PORT SUDAN: Nearly three years of war have put the Sudanese people through “hell,” the UN’s rights chief said on Sunday, blasting the vast sums spent on advanced weaponry at the expense of humanitarian aid and the recruitment of child soldiers.
Since April 2023, Sudan has been gripped by a conflict between the army and the paramilitary Rapid Support Forces that has left tens of thousands of people dead and around 11 million displaced.
Speaking in Port Sudan during his first wartime visit, UN Human Rights commissioner Volker Turk said the population had endured “horror and hell,” calling it “despicable” that funds that “should be used to alleviate the suffering of the population” are instead spent on advanced weapons, particularly drones.
More than 21 million people are facing acute food insecurity, and two-thirds of Sudan’s population is in urgent need of humanitarian aid, according to the UN.
In addition to the world’s largest hunger and displacement crisis, Sudan is also facing “the increasing militarization of society by all parties to the conflict, including through the arming of civilians and recruitment and use of children,” Turk added.
He said he had heard testimony of “unbearable” atrocities from survivors of attacks in Darfur, and warned of similar crimes unfolding in the Kordofan region — the current epicenter of the fighting.
Testimony of these atrocities must be heard by “the commanders of this conflict and those who are arming, funding and profiting from this war,” he said.

SUPPLIED DATA

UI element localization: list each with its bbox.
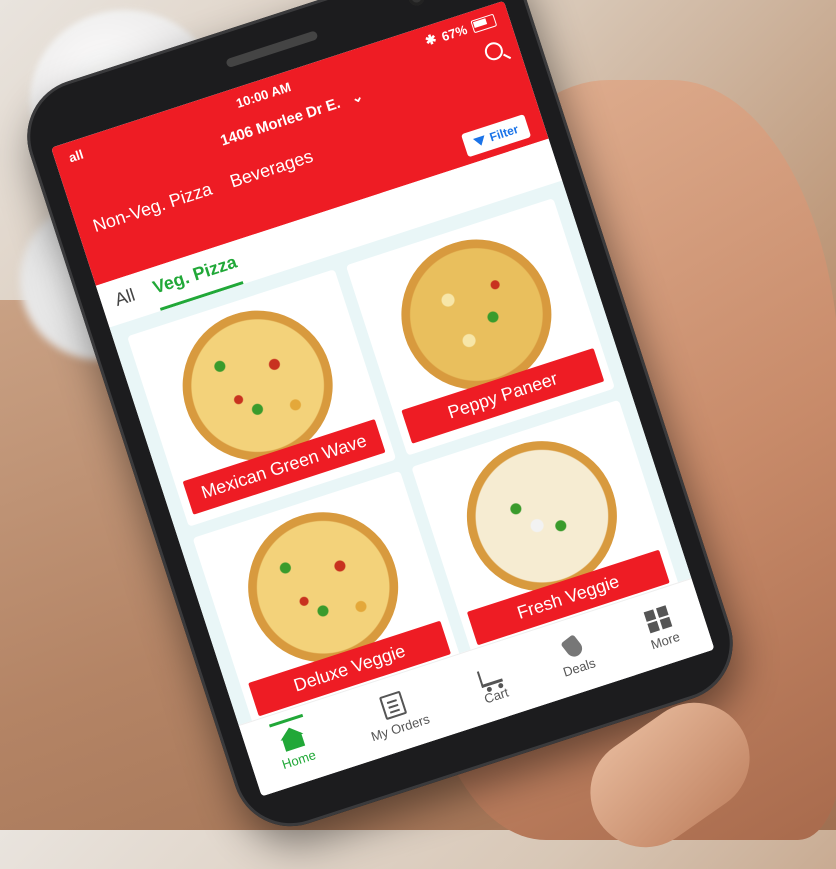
bluetooth-icon: ✱	[423, 30, 439, 49]
speaker-grille	[225, 30, 319, 69]
camera-icon	[406, 0, 427, 8]
nav-home[interactable]: Home	[269, 713, 318, 773]
battery-percent: 67%	[439, 21, 469, 44]
chevron-down-icon: ⌄	[348, 87, 365, 107]
orders-icon	[378, 690, 408, 721]
nav-more[interactable]: More	[641, 604, 682, 652]
signal-indicator: all	[66, 146, 86, 166]
status-time: 10:00 AM	[234, 79, 293, 111]
more-icon	[643, 605, 674, 634]
nav-my-orders[interactable]: My Orders	[361, 685, 432, 745]
filter-label: Filter	[487, 121, 521, 145]
tab-beverages[interactable]: Beverages	[226, 140, 320, 205]
cart-icon	[476, 664, 504, 688]
nav-more-label: More	[648, 628, 682, 653]
deals-icon	[560, 634, 586, 660]
tab-all[interactable]: All	[109, 275, 142, 323]
home-icon	[277, 724, 307, 752]
nav-deals[interactable]: Deals	[554, 632, 598, 680]
filter-icon	[472, 134, 487, 148]
nav-orders-label: My Orders	[369, 711, 432, 745]
battery-icon	[470, 13, 498, 33]
nav-deals-label: Deals	[561, 655, 598, 680]
status-right: ✱ 67%	[423, 12, 498, 50]
nav-cart[interactable]: Cart	[474, 660, 510, 706]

EXERCISE SET
1. Write out the part of the Sudan war report that opens with the words containing "Since April 2023, Sudan" and closes with "11 million displaced.".
2. In the Sudan war report, which region does Turk describe as the current epicenter of the fighting?
3. Carry on the report on the war in Sudan from where it stops.

EXERCISE RESULTS
1.
Since April 2023, Sudan has been gripped by a conflict between the army and the paramilitary Rapid Support Forces that has left tens of thousands of people dead and around 11 million displaced.

2. The Kordofan region.

3.
Mediation efforts have failed to produce a ceasefire, even after international outrage intensified last year with reports of mass killings, rape, and abductions during the RSF’s takeover of El-Fasher in Darfur.
“We must ensure that the perpetrators of these horrific violations face justice regardless of the affiliation,” Turk said on Sunday, adding that repeated attacks on civilian infrastructure could constitute “war crimes.”
He called on both sides to “cease intolerable attacks against civilian objects that are indispensable to the civilian population, including markets, health facilities, schools and shelters.”
Turk again warned on Sunday that crimes similar to those seen in El-Fasher could recur in volatile Kordofan, where the RSF has advanced, besieging and attacking several key cities.
Hundreds of thousands face starvation across the region, where more than 65,000 people have been displaced since October, according to the latest UN figures.